→ **Exercise set**:
1) In the Hamburg Thanksgiving post, what dessert ended the meal?
2) Carry the Hamburg Thanksgiving post forward from its final sentence, which describes arriving at the Weihnachtsmarkt.

→ **Supplied text**:
★ ★ ★ ★ ★
I swear the closer we get to Christmas, the more slowly time moves. I can’t believe I was in Hamburg only last weekend! After school on Thursday, I booked it to the train station as quickly as possible to make sure I made it up to Hamburg in time for Thanksgiving dinner. Brendan, an American Fulbrighter from BC, graciously offered to play host to me for the weekend, ensuring I wouldn’t be spending such an important American holiday alone. I made it up with plenty of time to spare, and joined the group of four American Fulbrighters in Hamburg and one American Fulbrighter visiting from Berlin. Our group grew to a size of 8, including a French Fulbrighter as well as a German who wandered into the kitchen claiming that ‘it smelled good and he was just curious to see what was going on’. (of course you can’t turn anyone away at Thanksgiving…)

Fulbrighters and our Thanksgiving meal!

What may be most impressive is the fact that the group of boys cooked the entire meal! We had a turkey that I think was about 4kg (so 9lbs), mashed potatoes, carrots in brown sugar, cranberry sauce, stuffing, and to top it all off, a pumpkin cheesecake complete with a walnut maple glaze. This whole time, mind you, we two girls sat at the table, chatted and drank wine- a welcome change of pace! The meal turned out really well; everything tasted wonderful. We even all ended up going around the table and saying what we were thankful for- it started off as half-joking but we all had a lot to appreciate- that much was clear by the end.

Oh I should also mention that Germany has perfect timing in welcoming the winter season. Thanksgiving day was the first day it snowed over here, and it’s snowed at least every 2 days since. Granted, we don’t have a huge accumulation of snow but it definitely helps get you in the Christmas spirit. That being said, the next day Brendan and I went out and enjoyed Hamburg in the snow. Hamburg is different from any German city I’ve visited for a number of reasons:

It’s actually the second largest city in Germany with about 2 million people. (Berlin is first with I think 3 mil and Munich comes in 3rd with a little over 1 mil). Hamburg is a huge shipping port and there was no shortage of boats/barges/cruise ships out on the water. Due to its proximity to a major body of water, seafood is abundant. That translated to fish sandwiches for breakfast, something I wasn’t totally on board with at first but ended up being pretty good (I still prefer the southern German breakfast of bread and butter/jam/nutella/cheese/meat). So we walked around the harbor for a while and then took a ferry ride so I could see a little bit more of the city. Stopped in St. Michael’s Church (because every good self-respecting German city has at least one must-see church), walked through town some more before finally ending up at the Weihnachtsmarkt (Christmas market).
★ ★ ★ ★ ★
→ **Supplied records**:
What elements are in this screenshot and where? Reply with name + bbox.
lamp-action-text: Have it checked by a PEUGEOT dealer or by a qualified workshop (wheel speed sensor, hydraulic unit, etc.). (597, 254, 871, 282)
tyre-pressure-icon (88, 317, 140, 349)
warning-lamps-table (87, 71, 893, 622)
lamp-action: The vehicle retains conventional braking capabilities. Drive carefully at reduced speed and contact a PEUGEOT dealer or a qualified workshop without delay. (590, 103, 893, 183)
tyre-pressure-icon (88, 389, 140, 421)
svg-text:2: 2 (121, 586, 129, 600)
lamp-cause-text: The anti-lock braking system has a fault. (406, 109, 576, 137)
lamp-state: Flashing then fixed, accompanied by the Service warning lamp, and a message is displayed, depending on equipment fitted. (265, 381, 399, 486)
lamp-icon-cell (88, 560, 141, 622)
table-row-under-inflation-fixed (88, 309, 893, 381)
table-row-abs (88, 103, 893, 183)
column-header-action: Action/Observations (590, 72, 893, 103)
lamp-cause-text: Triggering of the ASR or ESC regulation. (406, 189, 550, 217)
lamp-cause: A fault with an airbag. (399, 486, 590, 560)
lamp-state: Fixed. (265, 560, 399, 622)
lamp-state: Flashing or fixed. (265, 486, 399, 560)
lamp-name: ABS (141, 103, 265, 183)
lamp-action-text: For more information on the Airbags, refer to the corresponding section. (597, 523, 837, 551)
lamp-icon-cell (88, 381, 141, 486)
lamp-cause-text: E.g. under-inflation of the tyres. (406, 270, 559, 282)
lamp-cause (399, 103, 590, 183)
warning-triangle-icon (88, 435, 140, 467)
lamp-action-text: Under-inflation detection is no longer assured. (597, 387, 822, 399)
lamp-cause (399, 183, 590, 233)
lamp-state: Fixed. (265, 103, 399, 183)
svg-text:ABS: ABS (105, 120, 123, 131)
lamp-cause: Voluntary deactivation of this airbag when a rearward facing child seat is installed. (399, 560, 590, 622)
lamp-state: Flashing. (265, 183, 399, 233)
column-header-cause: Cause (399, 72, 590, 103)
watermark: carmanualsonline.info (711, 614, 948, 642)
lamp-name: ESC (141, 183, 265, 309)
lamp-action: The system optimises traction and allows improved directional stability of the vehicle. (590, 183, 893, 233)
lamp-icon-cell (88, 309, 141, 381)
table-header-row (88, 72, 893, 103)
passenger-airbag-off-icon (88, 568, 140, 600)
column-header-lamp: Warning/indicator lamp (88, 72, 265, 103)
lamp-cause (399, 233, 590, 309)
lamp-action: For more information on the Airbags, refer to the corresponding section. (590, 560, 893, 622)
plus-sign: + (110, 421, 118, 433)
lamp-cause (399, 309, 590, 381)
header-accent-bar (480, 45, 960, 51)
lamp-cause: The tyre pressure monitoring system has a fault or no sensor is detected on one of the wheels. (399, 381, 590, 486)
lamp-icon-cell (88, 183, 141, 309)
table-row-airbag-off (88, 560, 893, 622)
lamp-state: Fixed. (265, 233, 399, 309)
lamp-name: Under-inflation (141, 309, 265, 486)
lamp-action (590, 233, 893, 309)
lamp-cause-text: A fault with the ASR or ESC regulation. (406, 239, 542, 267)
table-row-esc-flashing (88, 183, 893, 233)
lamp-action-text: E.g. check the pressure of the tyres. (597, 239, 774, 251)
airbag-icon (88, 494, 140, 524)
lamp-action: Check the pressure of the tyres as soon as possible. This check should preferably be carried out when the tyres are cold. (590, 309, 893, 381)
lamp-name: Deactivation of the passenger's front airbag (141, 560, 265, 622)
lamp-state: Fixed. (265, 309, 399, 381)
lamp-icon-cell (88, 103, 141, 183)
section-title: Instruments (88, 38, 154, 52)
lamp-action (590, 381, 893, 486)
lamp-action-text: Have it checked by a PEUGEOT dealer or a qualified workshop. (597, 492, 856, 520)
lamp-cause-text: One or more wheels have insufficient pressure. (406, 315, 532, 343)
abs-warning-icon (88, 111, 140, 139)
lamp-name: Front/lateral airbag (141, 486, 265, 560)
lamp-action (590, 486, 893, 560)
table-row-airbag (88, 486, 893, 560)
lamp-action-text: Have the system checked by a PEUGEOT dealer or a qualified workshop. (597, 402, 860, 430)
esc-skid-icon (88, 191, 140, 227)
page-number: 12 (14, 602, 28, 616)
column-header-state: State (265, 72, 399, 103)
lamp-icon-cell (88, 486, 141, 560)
★ ★ ★ ★ ★
→ **Written responses**:
1) A pumpkin cheesecake with a walnut maple glaze.

2)
at the Weihnachtsmarkt

Almost every German city has a Weihnachtsmarkt, with the one in Nuremburg being the largest and most famous. They tend to open the weekend before the first Sunday of advent and stay open until the 23rd or Christmas Eve.

The stalls at the Weihnachtsmarkt sell anything from socks to cooking utensils to the more traditional ornaments and candles. We spent a good amount of time just walking around, taking everything in before warming up with some Glühwein. There really is no American equivalent for Glühwein, though the Brits call it “mulled wine”. It’s basically warm wine with spices. This was the first Weihnachtsmarkt where I saw white wine Glühwein (though it turns out they also have it here in Würzburg). You have to pay a 2.50 Euro deposit for your mug, but that’s because each city, or sometimes even stall, has unique mugs which they use to serve the Glühwein in. (obviously I thought 2.50 was a good price for the mug and took mine with me).

We spent the rest of the afternoon in the same manner (Glühwein, walking around Hamburg, back to the Weihnachtsmarkt) before going out that night with other American, French, and Spanish Fulbrighters. That was one thing I was really jealous about, that there’s such a contingent of Fulbrighters/international students in Hamburg. Then again, it is a much larger city, but still.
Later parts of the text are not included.